▶ **EXCERPT PROVIDED**
• • • • •
With the stepping up of contra attacks and the consequent food shortages the FSLN accelerated the previously sluggish pace of land redistribution. ‘‘In the three weeks leading up to the revolution’s fifth anniversary [July 1984], as many families received property titles as in the first two years of the land reform’’ (ibid). In all, some 20 percent of the country’s farmland has been titled over to some 60,000 beneficiaries either as individual family owners or through co-ops. But the recent redistributions have been conducted in a craven and deliberately non-revolutionary fashion. The FSLN has mostly been parceling out state-owned land, much of it from the holdings of Somoza. These were among the most highly mechanized and most productive farms in the country. Breaking up these lands, rather than making further inroads on the holdings of the big agrarian capitalists, is counterposed to the interests of the workers and poor peasants.

Nicaragua and the Permanent Revolution

The impasse which the Nicaraguan revolution finds itself in today stands as a negative confirmation of Leon Trotsky’s theory of Permanent Revolution, i.e., that even purely democratic questions, like breaking up semi-feudal land ownership, cannot be solved short of the conquest of power by the working class. The notion that socialist revolution would be ‘‘premature,’’ and that it is therefore necessary to locate a ‘‘patriotic’’ section of the bourgeoisie to ally with, is as fallacious in Nicaragua as it was in Allende’s Chile, Chiang’s China or Kerensky’s Russia. The Nicaraguan capitalist class is intimately bound up with the landowners and thus opposes the classical bourgeois-democratic solution to the agrarian question (‘‘land to the tiller’’) and opts for U.S. dominance and contra terror.

The FSLN took power convinced that with a monopoly of arms it could control the bourgeoisie. Jaime Wheelock, a former leader of the FSLN’s Proletarian Tendency (which in the late 1970s had opposed the majority’s popular-frontist strategy in favor of an independent working class orientation), explained the ‘‘strategy’’ to exiled Chilean journalist Marta Harnecker in 1983:

‘‘Here what has to be posed theoretically is whether it is possible that the bourgeoisie simply produce, without power, that they limit themselves as a class to a productive role. That is, that they limit themselves to exploiting their means of production and use these means of production to live, not as instruments of power, of imposition. ‘‘I think it is possible in Nicaragua.’’
Nicaragua: The Sandinista Peoples Revolution, 1985

Events have proved that it is not.
• • • • •
▶ **DATASET ROWS**
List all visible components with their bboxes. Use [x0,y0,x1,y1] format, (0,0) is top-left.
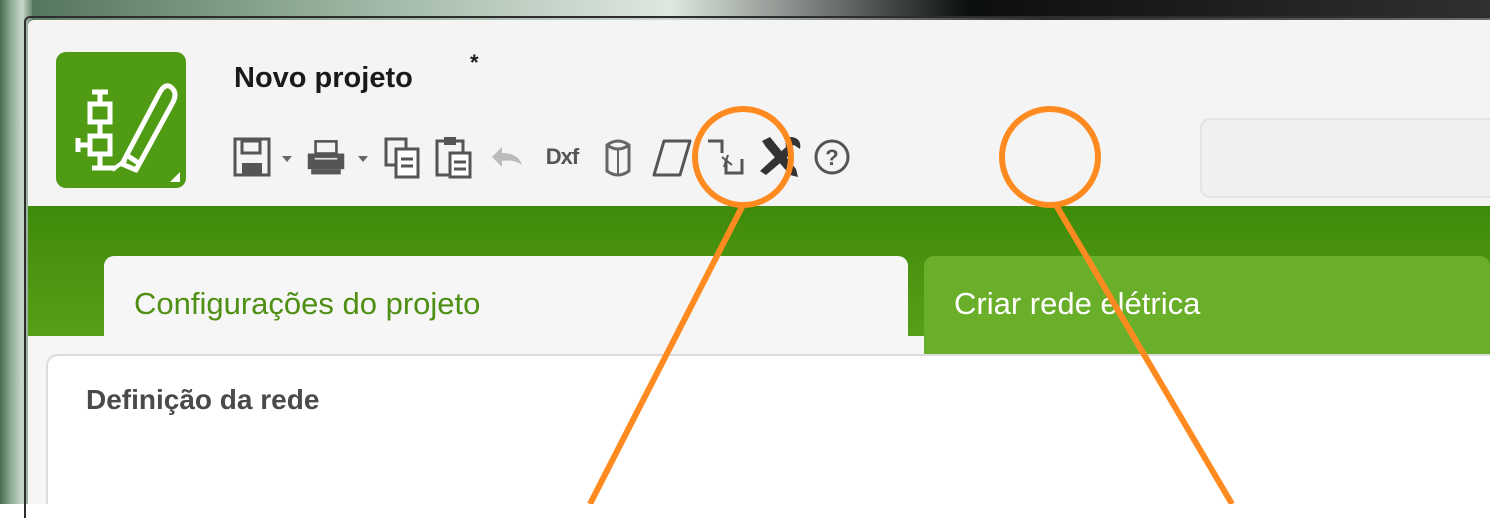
modified-marker: * [470,50,479,75]
network-definition-panel: Definição da rede [46,354,1490,504]
shape-button[interactable] [652,128,692,186]
tools-button[interactable] [756,128,804,186]
panel-title: Definição da rede [86,384,320,415]
save-icon [233,137,271,177]
undo-button[interactable] [486,128,526,186]
undo-icon [492,147,522,167]
menu-corner-indicator [170,172,180,182]
parallelogram-icon [652,139,692,177]
save-button[interactable] [232,128,272,186]
transform-button[interactable] [704,128,744,186]
network-pencil-icon [75,83,178,173]
paste-icon [435,137,472,179]
3d-view-button[interactable] [598,128,638,186]
chevron-down-icon[interactable] [356,152,370,166]
print-button[interactable] [306,128,346,186]
app-menu-button[interactable] [56,52,186,188]
dxf-icon: Dxf [545,144,579,169]
tab-label: Configurações do projeto [134,286,481,321]
application-window: Novo projeto * Dxf ? Configurações do pr… [28,20,1490,504]
paste-button[interactable] [434,128,474,186]
tab-project-settings[interactable]: Configurações do projeto [104,256,908,360]
search-box[interactable] [1200,118,1490,198]
transform-icon [708,139,744,175]
help-glyph: ? [825,145,838,170]
tab-label: Criar rede elétrica [954,286,1201,321]
copy-button[interactable] [382,128,422,186]
help-icon: ? [814,139,850,175]
tools-icon [760,137,801,177]
window-title: Novo projeto [234,62,413,94]
help-button[interactable]: ? [812,128,852,186]
cylinder-icon [605,139,631,177]
print-icon [307,140,345,175]
chevron-down-icon[interactable] [280,152,294,166]
dxf-export-button[interactable]: Dxf [532,128,592,186]
copy-icon [384,137,420,179]
tab-create-network[interactable]: Criar rede elétrica [924,256,1490,360]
• • • • •
▶ **GIVEN REQUEST**
Answer these from the passage about the Nicaraguan revolution:
(a) What share of the country's farmland has been titled over, and to roughly how many beneficiaries?
(b) To which journalist did Jaime Wheelock explain the FSLN's strategy, and in what year?
(c) Whose theory does the revolution's impasse negatively confirm, and what is the theory called?
Draw only on the passage about the Nicaraguan revolution.

▶ **EXERCISE RESPONSE**
(a) Some 20 percent of the farmland, to some 60,000 beneficiaries.
(b) Marta Harnecker, an exiled Chilean journalist, in 1983.
(c) Leon Trotsky's theory of Permanent Revolution.